Document excerpt:
════════════════
Why Your Segmentation Probably Stinks (and What to Do About It)
Suppose you were asked to separate your donors into Pile A and Pile B. What criteria would you use?
Before answering, recall the only reason to segment is to raise more money than one-size-fits-all. Creating and executing tailored content and experiences come at a cost, which at the very least is more work for staff.
To increase the chance the juice is worth the squeeze, you’d probably want to set up some rules like:
- Pile A donors should want different things from your organization than Pile B
- The differences among the people Pile A should be smaller than the differences between Pile A and Pile B people.
Do you segment like this? Most don’t. And often those that say yes to the first question are potentially using an approach that is conceptually on the mark, but fatally flawed on methodology.
Most segmentations are poor proxies for donor needs, like:
RFM segmentation. No charity is segmenting on RFM to create tailored journeys and different experiences for their $25 to $49, zero- to six-month recency versus the $50 to 99, seven- to 12-month recency. These mindless, seemingly endless slices of the data file are used, if at all, for selection (who is in or out for the one-size-fits-all journey) or maybe, just maybe, to send nicer paper stock to the higher value people.
But mostly this is “used” for reporting on performance. The reaction from any sane human looking at the Excel sheet with all these random, endless rows of mindless RFM splits is, “What the hell do I do with this?” Answer: nothing. This is faux segmentation that gives the term a bad name.
════════════════
Rows:
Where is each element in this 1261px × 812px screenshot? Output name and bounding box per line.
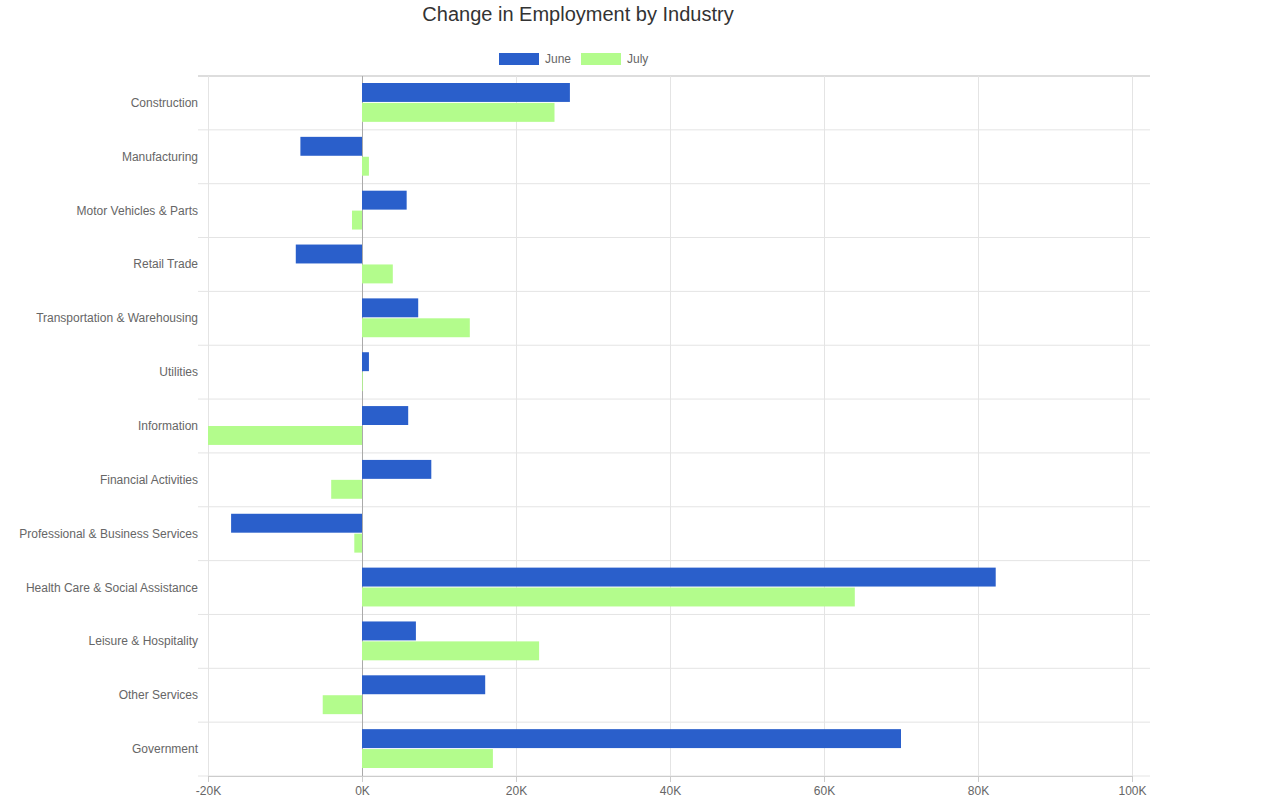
bar <box>362 749 493 768</box>
category-gridline <box>198 129 1150 130</box>
grid <box>198 76 1150 782</box>
bar <box>362 675 485 694</box>
bar <box>352 211 362 230</box>
bar <box>354 534 362 553</box>
bar <box>362 406 408 425</box>
category-gridline <box>198 76 1150 77</box>
category-label: Retail Trade <box>133 257 198 271</box>
category-gridline <box>198 345 1150 346</box>
legend-swatch <box>581 53 621 65</box>
category-label: Professional & Business Services <box>19 527 198 541</box>
category-label: Utilities <box>159 365 198 379</box>
bar <box>362 641 539 660</box>
bar <box>300 137 362 156</box>
tick-label: 100K <box>1118 784 1146 798</box>
bar <box>362 621 416 640</box>
category-label: Transportation & Warehousing <box>36 311 198 325</box>
bar <box>208 426 362 445</box>
bar <box>362 352 369 371</box>
category-label: Leisure & Hospitality <box>89 634 198 648</box>
category-gridline <box>198 668 1150 669</box>
category-gridline <box>198 614 1150 615</box>
tick-label: 20K <box>506 784 527 798</box>
bar <box>362 588 855 607</box>
tick-label: 80K <box>968 784 989 798</box>
bars <box>208 83 996 768</box>
category-gridline <box>198 560 1150 561</box>
bar <box>362 568 996 587</box>
bar <box>362 103 555 122</box>
category-label: Information <box>138 419 198 433</box>
chart: Change in Employment by Industry June July… <box>0 0 1261 812</box>
category-gridline <box>198 722 1150 723</box>
gridline <box>1132 76 1133 776</box>
tick-label: 40K <box>660 784 681 798</box>
category-gridline <box>198 452 1150 453</box>
bar <box>296 245 362 264</box>
category-label: Construction <box>131 96 198 110</box>
gridline <box>670 76 671 776</box>
category-label: Financial Activities <box>100 473 198 487</box>
bar <box>331 480 362 499</box>
category-label: Government <box>132 742 199 756</box>
category-label: Other Services <box>119 688 198 702</box>
category-gridline <box>198 291 1150 292</box>
bar <box>362 460 431 479</box>
tick-label: -20K <box>196 784 221 798</box>
tick-label: 0K <box>355 784 370 798</box>
tick <box>1132 776 1133 782</box>
category-label: Motor Vehicles & Parts <box>77 204 198 218</box>
category-label: Manufacturing <box>122 150 198 164</box>
legend-label: June <box>545 52 571 66</box>
bar <box>231 514 362 533</box>
bar <box>362 157 369 176</box>
x-axis <box>208 776 1132 777</box>
bar <box>323 695 362 714</box>
bar <box>362 318 470 337</box>
category-label: Health Care & Social Assistance <box>26 581 198 595</box>
category-gridline <box>198 776 1150 777</box>
gridline <box>978 76 979 776</box>
title: Change in Employment by Industry <box>422 3 733 25</box>
bar <box>362 191 407 210</box>
category-gridline <box>198 237 1150 238</box>
category-gridline <box>198 399 1150 400</box>
category-gridline <box>198 183 1150 184</box>
bar <box>362 372 364 391</box>
legend-swatch <box>499 53 539 65</box>
bar <box>362 729 901 748</box>
gridline <box>516 76 517 776</box>
bar <box>362 298 418 317</box>
bar <box>362 83 570 102</box>
tick-label: 60K <box>814 784 835 798</box>
legend-label: July <box>627 52 648 66</box>
gridline <box>362 76 363 776</box>
gridline <box>824 76 825 776</box>
category-gridline <box>198 506 1150 507</box>
bar <box>362 264 393 283</box>
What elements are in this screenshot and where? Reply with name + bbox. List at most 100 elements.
════════════════
Given problem 1: According to the segmentation article, what is the only reason to segment donors?
Given problem 2: Repeat the segmentation article word for word between "Before answering, recall" and "work for staff.", inclusive.

Exercise response 1: To raise more money than a one-size-fits-all approach.

Exercise response 2:
Before answering, recall the only reason to segment is to raise more money than one-size-fits-all. Creating and executing tailored content and experiences come at a cost, which at the very least is more work for staff.